- _WHAT IS NEEDED_
Copy out every line in the entries below that includes "with".

━━━ SUPPLIED MATERIAL ━━━

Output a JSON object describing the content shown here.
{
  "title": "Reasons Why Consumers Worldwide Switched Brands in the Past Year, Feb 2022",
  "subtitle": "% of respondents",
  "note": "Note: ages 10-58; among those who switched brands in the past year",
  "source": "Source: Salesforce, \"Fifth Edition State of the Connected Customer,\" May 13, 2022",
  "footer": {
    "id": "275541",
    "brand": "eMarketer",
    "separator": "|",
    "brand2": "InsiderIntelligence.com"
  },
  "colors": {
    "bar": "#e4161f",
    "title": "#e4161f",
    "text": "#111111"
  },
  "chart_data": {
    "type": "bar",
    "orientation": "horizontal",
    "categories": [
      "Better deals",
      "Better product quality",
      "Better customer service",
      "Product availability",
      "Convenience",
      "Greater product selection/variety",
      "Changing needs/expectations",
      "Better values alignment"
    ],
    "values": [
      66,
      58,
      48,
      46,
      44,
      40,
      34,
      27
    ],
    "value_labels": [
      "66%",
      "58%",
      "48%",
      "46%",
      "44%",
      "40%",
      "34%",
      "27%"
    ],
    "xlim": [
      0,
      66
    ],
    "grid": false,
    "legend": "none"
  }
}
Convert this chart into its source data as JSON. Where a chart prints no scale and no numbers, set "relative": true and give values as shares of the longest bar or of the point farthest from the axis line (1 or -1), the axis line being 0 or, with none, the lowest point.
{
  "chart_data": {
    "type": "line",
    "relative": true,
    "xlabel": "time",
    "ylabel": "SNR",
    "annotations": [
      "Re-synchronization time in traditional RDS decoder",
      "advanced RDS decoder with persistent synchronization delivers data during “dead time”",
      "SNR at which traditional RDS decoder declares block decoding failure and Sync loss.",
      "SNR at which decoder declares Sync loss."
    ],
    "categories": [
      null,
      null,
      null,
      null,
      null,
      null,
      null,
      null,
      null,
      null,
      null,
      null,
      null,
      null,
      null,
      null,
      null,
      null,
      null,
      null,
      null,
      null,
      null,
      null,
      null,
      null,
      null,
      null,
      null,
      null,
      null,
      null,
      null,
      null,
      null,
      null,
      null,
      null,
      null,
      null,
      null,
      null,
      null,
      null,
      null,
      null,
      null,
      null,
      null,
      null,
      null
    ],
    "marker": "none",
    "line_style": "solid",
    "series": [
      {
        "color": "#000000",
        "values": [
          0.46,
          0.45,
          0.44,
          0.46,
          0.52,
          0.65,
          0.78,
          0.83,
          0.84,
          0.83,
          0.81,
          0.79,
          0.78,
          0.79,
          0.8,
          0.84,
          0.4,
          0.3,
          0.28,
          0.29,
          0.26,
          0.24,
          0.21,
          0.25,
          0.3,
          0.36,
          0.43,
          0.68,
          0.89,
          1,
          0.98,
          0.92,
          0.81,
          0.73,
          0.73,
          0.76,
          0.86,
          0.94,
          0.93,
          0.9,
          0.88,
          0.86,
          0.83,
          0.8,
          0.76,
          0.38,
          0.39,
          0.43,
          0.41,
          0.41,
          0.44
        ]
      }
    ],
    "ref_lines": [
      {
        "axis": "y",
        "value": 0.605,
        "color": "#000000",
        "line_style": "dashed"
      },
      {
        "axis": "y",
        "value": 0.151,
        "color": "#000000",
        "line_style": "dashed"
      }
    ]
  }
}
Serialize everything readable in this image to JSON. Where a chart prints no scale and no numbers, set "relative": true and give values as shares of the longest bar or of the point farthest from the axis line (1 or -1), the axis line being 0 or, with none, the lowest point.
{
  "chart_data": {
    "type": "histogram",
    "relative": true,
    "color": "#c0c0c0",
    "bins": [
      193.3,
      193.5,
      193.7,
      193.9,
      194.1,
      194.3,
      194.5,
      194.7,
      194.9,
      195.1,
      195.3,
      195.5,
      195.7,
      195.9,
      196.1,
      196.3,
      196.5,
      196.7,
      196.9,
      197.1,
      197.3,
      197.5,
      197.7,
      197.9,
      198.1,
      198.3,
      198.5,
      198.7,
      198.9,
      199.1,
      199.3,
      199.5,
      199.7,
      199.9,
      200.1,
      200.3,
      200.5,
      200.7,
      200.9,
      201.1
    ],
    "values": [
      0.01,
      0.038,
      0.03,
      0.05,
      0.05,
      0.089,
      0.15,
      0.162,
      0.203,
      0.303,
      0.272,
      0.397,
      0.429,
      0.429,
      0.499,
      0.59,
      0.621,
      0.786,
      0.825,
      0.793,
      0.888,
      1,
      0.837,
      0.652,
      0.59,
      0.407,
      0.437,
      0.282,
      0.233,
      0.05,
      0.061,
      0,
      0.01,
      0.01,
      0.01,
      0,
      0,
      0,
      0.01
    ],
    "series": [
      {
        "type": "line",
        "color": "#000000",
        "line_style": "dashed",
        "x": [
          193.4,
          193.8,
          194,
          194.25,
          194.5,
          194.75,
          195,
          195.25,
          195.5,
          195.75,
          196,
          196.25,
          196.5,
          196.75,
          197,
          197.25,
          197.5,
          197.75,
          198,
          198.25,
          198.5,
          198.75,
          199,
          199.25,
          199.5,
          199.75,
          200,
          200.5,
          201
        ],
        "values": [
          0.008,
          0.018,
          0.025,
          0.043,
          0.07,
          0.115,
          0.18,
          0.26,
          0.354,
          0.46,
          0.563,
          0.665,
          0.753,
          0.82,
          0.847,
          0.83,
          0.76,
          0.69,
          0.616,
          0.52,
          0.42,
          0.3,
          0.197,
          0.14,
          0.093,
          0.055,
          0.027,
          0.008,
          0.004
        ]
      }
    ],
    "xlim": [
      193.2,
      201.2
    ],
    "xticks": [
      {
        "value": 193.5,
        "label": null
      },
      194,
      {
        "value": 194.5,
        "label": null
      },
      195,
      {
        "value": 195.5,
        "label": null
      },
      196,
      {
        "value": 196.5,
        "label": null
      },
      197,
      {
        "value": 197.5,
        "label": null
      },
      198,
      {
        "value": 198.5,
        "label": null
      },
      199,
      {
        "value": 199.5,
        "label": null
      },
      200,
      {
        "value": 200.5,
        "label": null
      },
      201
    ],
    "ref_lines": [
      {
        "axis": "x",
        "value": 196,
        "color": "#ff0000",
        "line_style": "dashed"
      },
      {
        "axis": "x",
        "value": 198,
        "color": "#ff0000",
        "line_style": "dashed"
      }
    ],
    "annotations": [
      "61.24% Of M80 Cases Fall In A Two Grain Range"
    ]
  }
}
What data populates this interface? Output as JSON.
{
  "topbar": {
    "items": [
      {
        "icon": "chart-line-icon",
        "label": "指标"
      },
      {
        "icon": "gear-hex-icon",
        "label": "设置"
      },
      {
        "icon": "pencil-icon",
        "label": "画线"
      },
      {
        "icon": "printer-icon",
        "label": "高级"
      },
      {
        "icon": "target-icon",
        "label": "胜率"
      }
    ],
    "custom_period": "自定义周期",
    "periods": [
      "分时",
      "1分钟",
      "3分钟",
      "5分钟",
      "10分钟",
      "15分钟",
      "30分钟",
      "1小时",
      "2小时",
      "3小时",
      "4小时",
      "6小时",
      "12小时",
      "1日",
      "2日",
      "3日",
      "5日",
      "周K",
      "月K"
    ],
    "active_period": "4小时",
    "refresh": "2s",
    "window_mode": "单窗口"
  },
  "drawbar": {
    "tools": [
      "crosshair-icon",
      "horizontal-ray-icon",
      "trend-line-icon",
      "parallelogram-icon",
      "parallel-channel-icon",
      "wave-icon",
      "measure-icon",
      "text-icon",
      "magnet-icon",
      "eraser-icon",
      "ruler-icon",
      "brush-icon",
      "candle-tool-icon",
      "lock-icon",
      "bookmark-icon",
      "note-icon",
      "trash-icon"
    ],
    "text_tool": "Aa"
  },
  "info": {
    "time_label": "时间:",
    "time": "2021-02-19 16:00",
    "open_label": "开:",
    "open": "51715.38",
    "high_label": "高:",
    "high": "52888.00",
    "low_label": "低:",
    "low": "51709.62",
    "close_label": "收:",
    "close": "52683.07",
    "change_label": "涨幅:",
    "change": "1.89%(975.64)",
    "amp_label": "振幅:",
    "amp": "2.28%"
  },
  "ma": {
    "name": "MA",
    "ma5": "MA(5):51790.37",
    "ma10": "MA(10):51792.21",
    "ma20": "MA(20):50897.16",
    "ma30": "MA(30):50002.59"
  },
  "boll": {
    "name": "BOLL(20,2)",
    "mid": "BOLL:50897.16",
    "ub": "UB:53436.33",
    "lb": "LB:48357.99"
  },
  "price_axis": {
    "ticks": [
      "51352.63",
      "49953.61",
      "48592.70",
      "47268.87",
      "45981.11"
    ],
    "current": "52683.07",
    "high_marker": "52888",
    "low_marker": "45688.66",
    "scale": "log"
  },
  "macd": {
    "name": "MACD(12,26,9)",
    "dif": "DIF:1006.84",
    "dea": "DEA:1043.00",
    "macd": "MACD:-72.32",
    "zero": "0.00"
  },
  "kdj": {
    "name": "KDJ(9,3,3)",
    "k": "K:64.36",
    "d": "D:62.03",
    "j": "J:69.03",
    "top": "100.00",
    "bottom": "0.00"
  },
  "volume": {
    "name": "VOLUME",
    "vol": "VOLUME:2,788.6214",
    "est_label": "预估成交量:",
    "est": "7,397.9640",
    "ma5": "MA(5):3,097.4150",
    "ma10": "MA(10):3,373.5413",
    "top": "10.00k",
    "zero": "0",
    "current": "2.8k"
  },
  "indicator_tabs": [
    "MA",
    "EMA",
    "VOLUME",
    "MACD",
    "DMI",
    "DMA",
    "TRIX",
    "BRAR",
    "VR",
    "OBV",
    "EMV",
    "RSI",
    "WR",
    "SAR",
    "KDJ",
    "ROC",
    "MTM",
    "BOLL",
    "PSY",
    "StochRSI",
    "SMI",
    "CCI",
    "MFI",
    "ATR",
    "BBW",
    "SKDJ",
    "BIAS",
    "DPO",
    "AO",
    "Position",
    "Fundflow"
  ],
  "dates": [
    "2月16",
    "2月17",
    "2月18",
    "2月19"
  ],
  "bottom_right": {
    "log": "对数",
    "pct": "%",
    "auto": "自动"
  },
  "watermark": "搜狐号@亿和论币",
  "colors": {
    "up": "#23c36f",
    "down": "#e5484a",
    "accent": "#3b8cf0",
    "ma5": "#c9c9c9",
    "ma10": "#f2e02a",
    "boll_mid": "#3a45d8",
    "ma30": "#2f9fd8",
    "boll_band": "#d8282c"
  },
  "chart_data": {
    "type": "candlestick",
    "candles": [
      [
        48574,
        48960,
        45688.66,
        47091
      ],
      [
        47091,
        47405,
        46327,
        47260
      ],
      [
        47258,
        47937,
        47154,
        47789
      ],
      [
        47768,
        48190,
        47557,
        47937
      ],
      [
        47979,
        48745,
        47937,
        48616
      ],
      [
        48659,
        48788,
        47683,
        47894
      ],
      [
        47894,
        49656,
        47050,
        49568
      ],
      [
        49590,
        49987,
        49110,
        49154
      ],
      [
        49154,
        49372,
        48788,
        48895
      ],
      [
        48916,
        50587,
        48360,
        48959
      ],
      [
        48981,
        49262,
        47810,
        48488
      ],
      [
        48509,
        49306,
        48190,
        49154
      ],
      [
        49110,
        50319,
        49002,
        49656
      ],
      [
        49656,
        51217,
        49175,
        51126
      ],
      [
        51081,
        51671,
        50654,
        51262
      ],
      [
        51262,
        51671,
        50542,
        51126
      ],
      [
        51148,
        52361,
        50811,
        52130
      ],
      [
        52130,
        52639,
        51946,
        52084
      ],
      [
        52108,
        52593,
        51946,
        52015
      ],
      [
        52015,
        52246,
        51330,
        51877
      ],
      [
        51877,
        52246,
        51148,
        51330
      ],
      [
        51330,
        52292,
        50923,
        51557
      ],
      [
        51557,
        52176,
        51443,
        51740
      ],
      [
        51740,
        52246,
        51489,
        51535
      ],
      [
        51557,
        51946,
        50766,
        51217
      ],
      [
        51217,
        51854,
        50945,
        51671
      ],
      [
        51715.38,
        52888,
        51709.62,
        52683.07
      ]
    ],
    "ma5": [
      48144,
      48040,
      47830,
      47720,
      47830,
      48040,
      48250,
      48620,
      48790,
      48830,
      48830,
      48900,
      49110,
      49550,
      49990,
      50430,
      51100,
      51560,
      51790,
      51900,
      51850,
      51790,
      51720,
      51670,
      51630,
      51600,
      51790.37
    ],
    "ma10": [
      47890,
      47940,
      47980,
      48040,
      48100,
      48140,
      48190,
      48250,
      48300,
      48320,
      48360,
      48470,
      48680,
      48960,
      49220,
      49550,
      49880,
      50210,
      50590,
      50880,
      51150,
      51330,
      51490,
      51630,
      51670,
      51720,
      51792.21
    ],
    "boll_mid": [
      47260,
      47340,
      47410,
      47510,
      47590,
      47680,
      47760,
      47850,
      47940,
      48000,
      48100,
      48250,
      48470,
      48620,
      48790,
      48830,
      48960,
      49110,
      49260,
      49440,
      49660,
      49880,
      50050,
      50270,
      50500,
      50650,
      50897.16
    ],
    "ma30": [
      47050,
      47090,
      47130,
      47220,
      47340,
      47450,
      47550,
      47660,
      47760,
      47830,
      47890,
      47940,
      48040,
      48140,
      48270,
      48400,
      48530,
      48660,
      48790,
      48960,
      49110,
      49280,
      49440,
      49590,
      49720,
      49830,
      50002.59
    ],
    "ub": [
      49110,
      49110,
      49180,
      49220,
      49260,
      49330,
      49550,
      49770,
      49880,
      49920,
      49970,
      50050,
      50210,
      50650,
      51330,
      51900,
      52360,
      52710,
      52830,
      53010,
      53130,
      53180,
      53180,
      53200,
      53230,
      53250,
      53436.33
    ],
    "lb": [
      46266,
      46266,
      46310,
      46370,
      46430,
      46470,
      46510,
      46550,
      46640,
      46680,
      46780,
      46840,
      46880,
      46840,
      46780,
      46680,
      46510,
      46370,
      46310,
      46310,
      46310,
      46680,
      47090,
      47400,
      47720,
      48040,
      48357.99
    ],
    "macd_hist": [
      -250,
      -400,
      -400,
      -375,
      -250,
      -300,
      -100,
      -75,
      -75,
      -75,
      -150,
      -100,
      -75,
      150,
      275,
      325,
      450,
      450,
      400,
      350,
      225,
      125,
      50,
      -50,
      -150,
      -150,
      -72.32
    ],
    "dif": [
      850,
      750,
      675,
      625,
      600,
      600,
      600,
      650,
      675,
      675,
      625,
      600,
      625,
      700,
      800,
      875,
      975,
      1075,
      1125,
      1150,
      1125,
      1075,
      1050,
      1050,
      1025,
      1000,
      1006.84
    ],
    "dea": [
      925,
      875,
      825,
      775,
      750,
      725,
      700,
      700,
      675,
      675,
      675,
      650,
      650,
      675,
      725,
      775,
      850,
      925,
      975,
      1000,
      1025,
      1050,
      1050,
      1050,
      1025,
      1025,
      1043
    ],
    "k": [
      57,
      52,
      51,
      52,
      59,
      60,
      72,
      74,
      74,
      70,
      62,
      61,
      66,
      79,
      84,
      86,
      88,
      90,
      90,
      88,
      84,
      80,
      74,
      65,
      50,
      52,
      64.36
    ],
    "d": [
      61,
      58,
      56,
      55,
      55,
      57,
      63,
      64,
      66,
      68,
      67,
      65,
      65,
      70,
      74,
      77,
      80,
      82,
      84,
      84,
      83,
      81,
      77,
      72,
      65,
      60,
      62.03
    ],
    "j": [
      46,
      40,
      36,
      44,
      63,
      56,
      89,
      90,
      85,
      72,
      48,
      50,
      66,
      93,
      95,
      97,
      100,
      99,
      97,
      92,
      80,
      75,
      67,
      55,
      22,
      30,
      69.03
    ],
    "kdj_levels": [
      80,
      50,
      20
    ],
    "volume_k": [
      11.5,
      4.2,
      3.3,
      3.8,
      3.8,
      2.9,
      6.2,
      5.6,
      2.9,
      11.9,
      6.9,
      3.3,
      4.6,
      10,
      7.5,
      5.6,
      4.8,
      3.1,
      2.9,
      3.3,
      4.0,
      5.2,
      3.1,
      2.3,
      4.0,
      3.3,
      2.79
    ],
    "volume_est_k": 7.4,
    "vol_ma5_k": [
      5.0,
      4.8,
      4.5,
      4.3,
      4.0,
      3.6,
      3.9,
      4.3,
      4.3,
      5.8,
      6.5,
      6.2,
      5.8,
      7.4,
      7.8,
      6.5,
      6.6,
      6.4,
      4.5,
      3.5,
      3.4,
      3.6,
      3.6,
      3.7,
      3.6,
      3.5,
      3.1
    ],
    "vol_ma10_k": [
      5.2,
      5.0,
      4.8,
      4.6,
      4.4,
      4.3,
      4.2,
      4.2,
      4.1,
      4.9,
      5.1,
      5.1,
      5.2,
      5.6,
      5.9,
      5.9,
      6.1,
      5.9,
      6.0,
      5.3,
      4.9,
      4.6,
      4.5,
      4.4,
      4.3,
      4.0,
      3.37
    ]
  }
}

━━━

- _FINISHED EXERCISE_
Convert this chart into its source data as JSON. Where a chart prints no scale and no numbers, set "relative": true and give values as shares of the longest bar or of the point farthest from the axis line (1 or -1), the axis line being 0 or, with none, the lowest point.
      "advanced RDS decoder with persistent synchronization delivers data during “dead time”",
Serialize everything readable in this image to JSON. Where a chart prints no scale and no numbers, set "relative": true and give values as shares of the longest bar or of the point farthest from the axis line (1 or -1), the axis line being 0 or, with none, the lowest point.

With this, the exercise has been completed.